■ Stored data
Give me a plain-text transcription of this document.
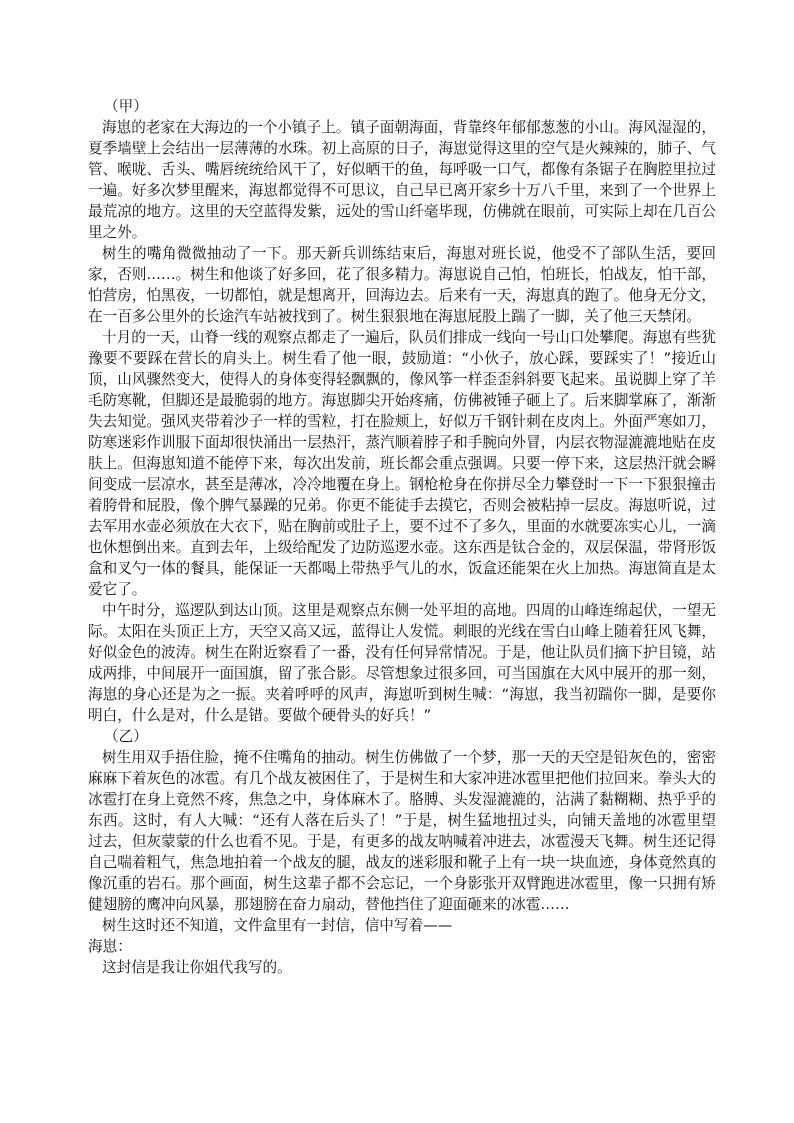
（甲）

海崽的老家在大海边的一个小镇子上。镇子面朝海面，背靠终年郁郁葱葱的小山。海风湿湿的，夏季墙壁上会结出一层薄薄的水珠。初上高原的日子，海崽觉得这里的空气是火辣辣的，肺子、气管、喉咙、舌头、嘴唇统统给风干了，好似晒干的鱼，每呼吸一口气，都像有条锯子在胸腔里拉过一遍。好多次梦里醒来，海崽都觉得不可思议，自己早已离开家乡十万八千里，来到了一个世界上最荒凉的地方。这里的天空蓝得发紫，远处的雪山纤毫毕现，仿佛就在眼前，可实际上却在几百公里之外。

树生的嘴角微微抽动了一下。那天新兵训练结束后，海崽对班长说，他受不了部队生活，要回家，否则……。树生和他谈了好多回，花了很多精力。海崽说自己怕，怕班长，怕战友，怕干部，怕营房，怕黑夜，一切都怕，就是想离开，回海边去。后来有一天，海崽真的跑了。他身无分文，在一百多公里外的长途汽车站被找到了。树生狠狠地在海崽屁股上踹了一脚，关了他三天禁闭。

十月的一天，山脊一线的观察点都走了一遍后，队员们排成一线向一号山口处攀爬。海崽有些犹豫要不要踩在营长的肩头上。树生看了他一眼，鼓励道：“小伙子，放心踩，要踩实了！”接近山顶，山风骤然变大，使得人的身体变得轻飘飘的，像风筝一样歪歪斜斜要飞起来。虽说脚上穿了羊毛防寒靴，但脚还是最脆弱的地方。海崽脚尖开始疼痛，仿佛被锤子砸上了。后来脚掌麻了，渐渐失去知觉。强风夹带着沙子一样的雪粒，打在脸颊上，好似万千钢针刺在皮肉上。外面严寒如刀，防寒迷彩作训服下面却很快涌出一层热汗，蒸汽顺着脖子和手腕向外冒，内层衣物湿漉漉地贴在皮肤上。但海崽知道不能停下来，每次出发前，班长都会重点强调。只要一停下来，这层热汗就会瞬间变成一层凉水，甚至是薄冰，冷冷地覆在身上。钢枪枪身在你拼尽全力攀登时一下一下狠狠撞击着胯骨和屁股，像个脾气暴躁的兄弟。你更不能徒手去摸它，否则会被粘掉一层皮。海崽听说，过去军用水壶必须放在大衣下，贴在胸前或肚子上，要不过不了多久，里面的水就要冻实心儿，一滴也休想倒出来。直到去年，上级给配发了边防巡逻水壶。这东西是钛合金的，双层保温，带肾形饭盒和叉勺一体的餐具，能保证一天都喝上带热乎气儿的水，饭盒还能架在火上加热。海崽简直是太爱它了。

中午时分，巡逻队到达山顶。这里是观察点东侧一处平坦的高地。四周的山峰连绵起伏，一望无际。太阳在头顶正上方，天空又高又远，蓝得让人发慌。刺眼的光线在雪白山峰上随着狂风飞舞，好似金色的波涛。树生在附近察看了一番，没有任何异常情况。于是，他让队员们摘下护目镜，站成两排，中间展开一面国旗，留了张合影。尽管想象过很多回，可当国旗在大风中展开的那一刻，海崽的身心还是为之一振。夹着呼呼的风声，海崽听到树生喊：“海崽，我当初踹你一脚，是要你明白，什么是对，什么是错。要做个硬骨头的好兵！”

（乙）

树生用双手捂住脸，掩不住嘴角的抽动。树生仿佛做了一个梦，那一天的天空是铅灰色的，密密麻麻下着灰色的冰雹。有几个战友被困住了，于是树生和大家冲进冰雹里把他们拉回来。拳头大的冰雹打在身上竟然不疼，焦急之中，身体麻木了。胳膊、头发湿漉漉的，沾满了黏糊糊、热乎乎的东西。这时，有人大喊：“还有人落在后头了！”于是，树生猛地扭过头，向铺天盖地的冰雹里望过去，但灰蒙蒙的什么也看不见。于是，有更多的战友呐喊着冲进去，冰雹漫天飞舞。树生还记得自己喘着粗气，焦急地拍着一个战友的腿，战友的迷彩服和靴子上有一块一块血迹，身体竟然真的像沉重的岩石。那个画面，树生这辈子都不会忘记，一个身影张开双臂跑进冰雹里，像一只拥有矫健翅膀的鹰冲向风暴，那翅膀在奋力扇动，替他挡住了迎面砸来的冰雹……

树生这时还不知道，文件盒里有一封信，信中写着——

海崽：

这封信是我让你姐代我写的。
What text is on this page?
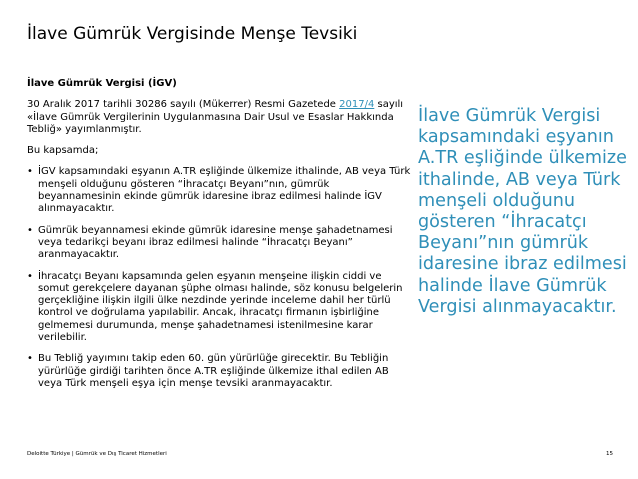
İlave Gümrük Vergisinde Menşe Tevsiki

İlave Gümrük Vergisi (İGV)

30 Aralık 2017 tarihli 30286 sayılı (Mükerrer) Resmi Gazetede 2017/4 sayılı «İlave Gümrük Vergilerinin Uygulanmasına Dair Usul ve Esaslar Hakkında Tebliğ» yayımlanmıştır.

Bu kapsamda;

• İGV kapsamındaki eşyanın A.TR eşliğinde ülkemize ithalinde, AB veya Türk menşeli olduğunu gösteren “İhracatçı Beyanı”nın, gümrük beyannamesinin ekinde gümrük idaresine ibraz edilmesi halinde İGV alınmayacaktır.
• Gümrük beyannamesi ekinde gümrük idaresine menşe şahadetnamesi veya tedarikçi beyanı ibraz edilmesi halinde “İhracatçı Beyanı” aranmayacaktır.
• İhracatçı Beyanı kapsamında gelen eşyanın menşeine ilişkin ciddi ve somut gerekçelere dayanan şüphe olması halinde, söz konusu belgelerin gerçekliğine ilişkin ilgili ülke nezdinde yerinde inceleme dahil her türlü kontrol ve doğrulama yapılabilir. Ancak, ihracatçı firmanın işbirliğine gelmemesi durumunda, menşe şahadetnamesi istenilmesine karar verilebilir.
• Bu Tebliğ yayımını takip eden 60. gün yürürlüğe girecektir. Bu Tebliğin yürürlüğe girdiği tarihten önce A.TR eşliğinde ülkemize ithal edilen AB veya Türk menşeli eşya için menşe tevsiki aranmayacaktır.
İlave Gümrük Vergisi kapsamındaki eşyanın A.TR eşliğinde ülkemize ithalinde, AB veya Türk menşeli olduğunu gösteren “İhracatçı Beyanı”nın gümrük idaresine ibraz edilmesi halinde İlave Gümrük Vergisi alınmayacaktır.
Deloitte Türkiye | Gümrük ve Dış Ticaret Hizmetleri	15
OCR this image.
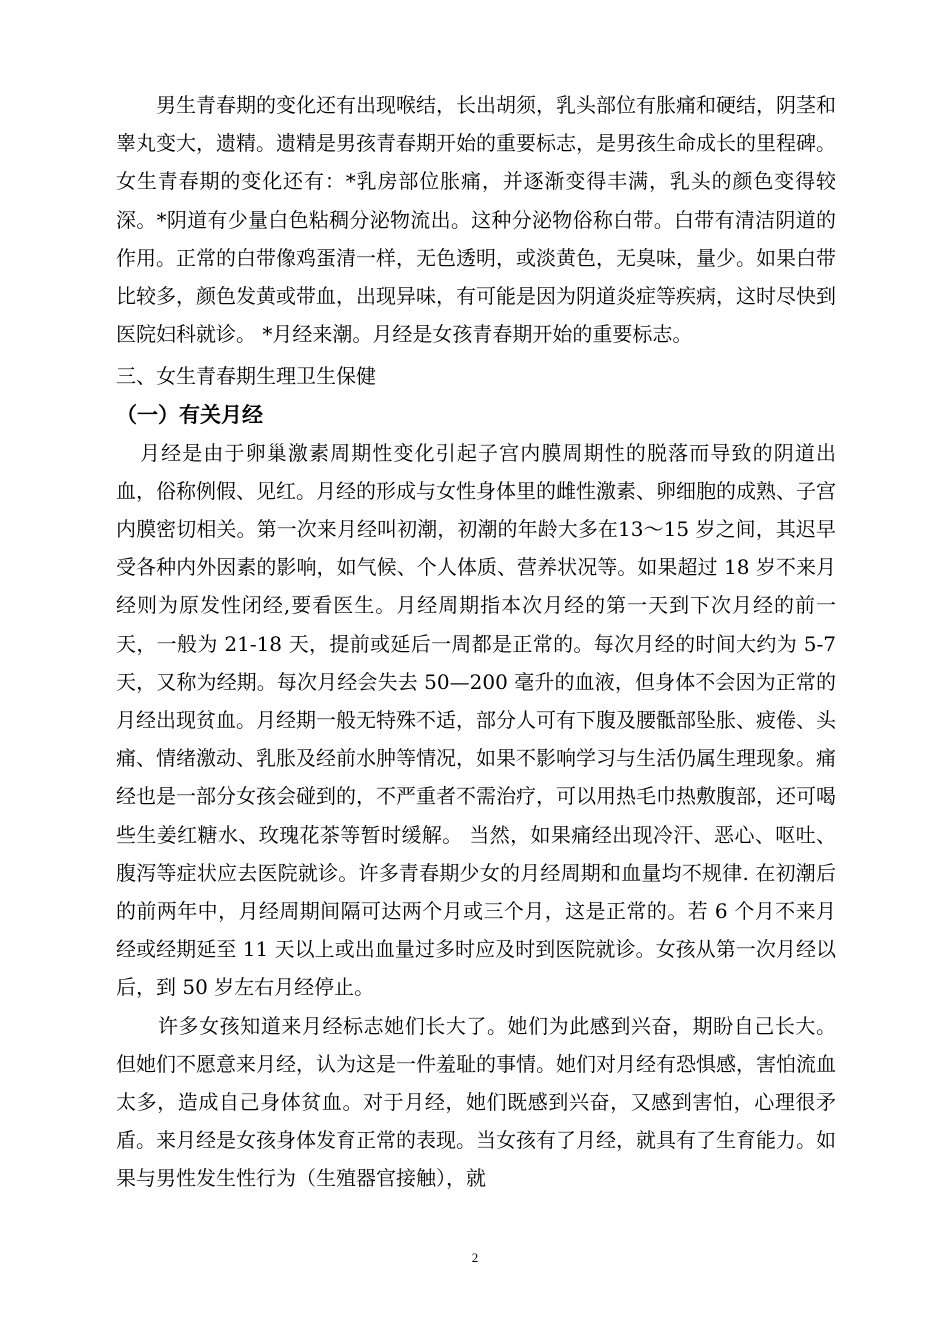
男生青春期的变化还有出现喉结，长出胡须，乳头部位有胀痛和硬结，阴茎和睾丸变大，遗精。遗精是男孩青春期开始的重要标志，是男孩生命成长的里程碑。女生青春期的变化还有：*乳房部位胀痛，并逐渐变得丰满，乳头的颜色变得较深。*阴道有少量白色粘稠分泌物流出。这种分泌物俗称白带。白带有清洁阴道的作用。正常的白带像鸡蛋清一样，无色透明，或淡黄色，无臭味，量少。如果白带比较多，颜色发黄或带血，出现异味，有可能是因为阴道炎症等疾病，这时尽快到医院妇科就诊。 *月经来潮。月经是女孩青春期开始的重要标志。

三、女生青春期生理卫生保健

（一）有关月经

月经是由于卵巢激素周期性变化引起子宫内膜周期性的脱落而导致的阴道出血，俗称例假、见红。月经的形成与女性身体里的雌性激素、卵细胞的成熟、子宫内膜密切相关。第一次来月经叫初潮，初潮的年龄大多在13～15 岁之间，其迟早受各种内外因素的影响，如气候、个人体质、营养状况等。如果超过 18 岁不来月经则为原发性闭经,要看医生。月经周期指本次月经的第一天到下次月经的前一天，一般为 21-18 天，提前或延后一周都是正常的。每次月经的时间大约为 5-7 天，又称为经期。每次月经会失去 50—200 毫升的血液，但身体不会因为正常的月经出现贫血。月经期一般无特殊不适，部分人可有下腹及腰骶部坠胀、疲倦、头痛、情绪激动、乳胀及经前水肿等情况，如果不影响学习与生活仍属生理现象。痛经也是一部分女孩会碰到的，不严重者不需治疗，可以用热毛巾热敷腹部，还可喝些生姜红糖水、玫瑰花茶等暂时缓解。 当然，如果痛经出现冷汗、恶心、呕吐、腹泻等症状应去医院就诊。许多青春期少女的月经周期和血量均不规律. 在初潮后的前两年中，月经周期间隔可达两个月或三个月，这是正常的。若 6 个月不来月经或经期延至 11 天以上或出血量过多时应及时到医院就诊。女孩从第一次月经以后，到 50 岁左右月经停止。

许多女孩知道来月经标志她们长大了。她们为此感到兴奋，期盼自己长大。但她们不愿意来月经，认为这是一件羞耻的事情。她们对月经有恐惧感，害怕流血太多，造成自己身体贫血。对于月经，她们既感到兴奋，又感到害怕，心理很矛盾。来月经是女孩身体发育正常的表现。当女孩有了月经，就具有了生育能力。如果与男性发生性行为（生殖器官接触），就

2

■ Prompt
Copy each line of the entries that includes the word "eşliğinde".

■ In response
• İGV kapsamındaki eşyanın A.TR eşliğinde ülkemize ithalinde, AB veya Türk menşeli olduğunu gösteren “İhracatçı Beyanı”nın, gümrük beyannamesinin ekinde gümrük idaresine ibraz edilmesi halinde İGV alınmayacaktır.
• Bu Tebliğ yayımını takip eden 60. gün yürürlüğe girecektir. Bu Tebliğin yürürlüğe girdiği tarihten önce A.TR eşliğinde ülkemize ithal edilen AB veya Türk menşeli eşya için menşe tevsiki aranmayacaktır.
İlave Gümrük Vergisi kapsamındaki eşyanın A.TR eşliğinde ülkemize ithalinde, AB veya Türk menşeli olduğunu gösteren “İhracatçı Beyanı”nın gümrük idaresine ibraz edilmesi halinde İlave Gümrük Vergisi alınmayacaktır.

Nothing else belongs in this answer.